Figure content listings:
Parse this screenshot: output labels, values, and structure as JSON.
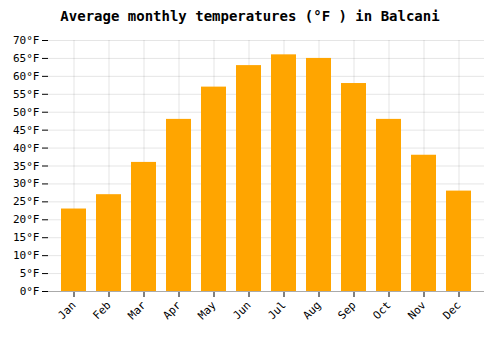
{
  "chart_data": {
    "type": "bar",
    "title": "Average monthly temperatures (°F ) in Balcani",
    "categories": [
      "Jan",
      "Feb",
      "Mar",
      "Apr",
      "May",
      "Jun",
      "Jul",
      "Aug",
      "Sep",
      "Oct",
      "Nov",
      "Dec"
    ],
    "values": [
      23,
      27,
      36,
      48,
      57,
      63,
      66,
      65,
      58,
      48,
      38,
      28
    ],
    "color": "#FFA500",
    "ylim": [
      0,
      70
    ],
    "yticks": [
      {
        "value": 0,
        "label": "0°F"
      },
      {
        "value": 5,
        "label": "5°F"
      },
      {
        "value": 10,
        "label": "10°F"
      },
      {
        "value": 15,
        "label": "15°F"
      },
      {
        "value": 20,
        "label": "20°F"
      },
      {
        "value": 25,
        "label": "25°F"
      },
      {
        "value": 30,
        "label": "30°F"
      },
      {
        "value": 35,
        "label": "35°F"
      },
      {
        "value": 40,
        "label": "40°F"
      },
      {
        "value": 45,
        "label": "45°F"
      },
      {
        "value": 50,
        "label": "50°F"
      },
      {
        "value": 55,
        "label": "55°F"
      },
      {
        "value": 60,
        "label": "60°F"
      },
      {
        "value": 65,
        "label": "65°F"
      },
      {
        "value": 70,
        "label": "70°F"
      }
    ],
    "grid": true
  }
}
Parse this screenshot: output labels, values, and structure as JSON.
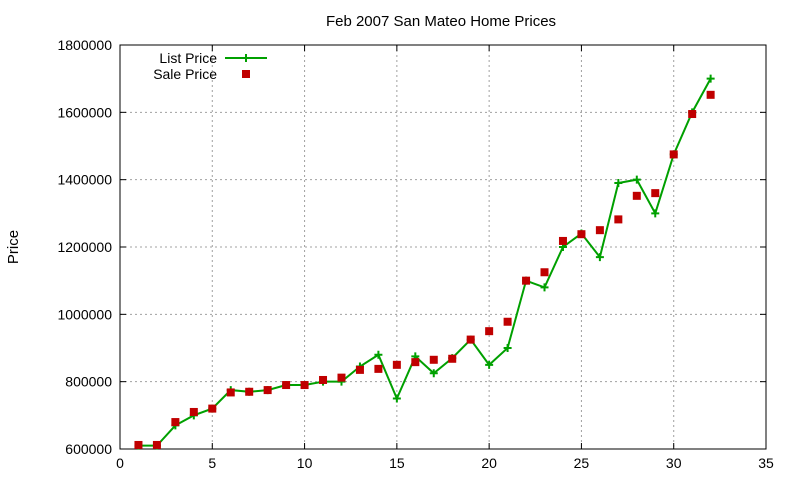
{
  "chart_data": {
    "type": "line",
    "title": "Feb 2007 San Mateo Home Prices",
    "xlabel": "",
    "ylabel": "Price",
    "xlim": [
      0,
      35
    ],
    "ylim": [
      600000,
      1800000
    ],
    "xticks": [
      0,
      5,
      10,
      15,
      20,
      25,
      30,
      35
    ],
    "yticks": [
      600000,
      800000,
      1000000,
      1200000,
      1400000,
      1600000,
      1800000
    ],
    "grid": true,
    "legend_position": "top-left",
    "x": [
      1,
      2,
      3,
      4,
      5,
      6,
      7,
      8,
      9,
      10,
      11,
      12,
      13,
      14,
      15,
      16,
      17,
      18,
      19,
      20,
      21,
      22,
      23,
      24,
      25,
      26,
      27,
      28,
      29,
      30,
      31,
      32
    ],
    "series": [
      {
        "name": "List Price",
        "style": "linespoints",
        "color": "#00a000",
        "values": [
          610000,
          610000,
          670000,
          700000,
          720000,
          775000,
          770000,
          775000,
          790000,
          790000,
          800000,
          800000,
          845000,
          880000,
          750000,
          875000,
          825000,
          870000,
          925000,
          850000,
          900000,
          1100000,
          1080000,
          1200000,
          1240000,
          1170000,
          1390000,
          1400000,
          1300000,
          1475000,
          1600000,
          1700000
        ]
      },
      {
        "name": "Sale Price",
        "style": "points",
        "color": "#c00000",
        "values": [
          612000,
          612000,
          680000,
          710000,
          720000,
          768000,
          770000,
          775000,
          790000,
          790000,
          805000,
          812000,
          835000,
          838000,
          850000,
          858000,
          865000,
          868000,
          925000,
          950000,
          978000,
          1100000,
          1125000,
          1218000,
          1238000,
          1250000,
          1282000,
          1352000,
          1360000,
          1475000,
          1595000,
          1652000
        ]
      }
    ]
  }
}
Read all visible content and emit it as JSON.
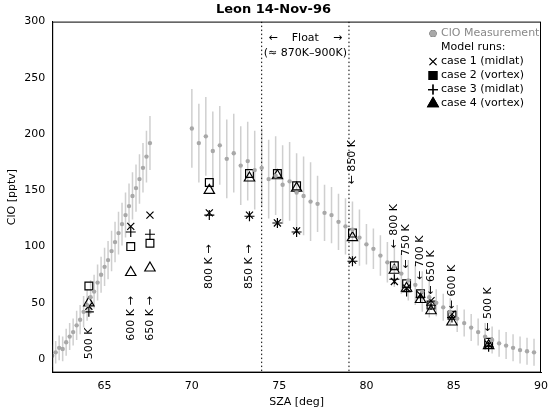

To be done: Work through the listing above and report how many lines include the string "color", with no other text.

Full solution: 3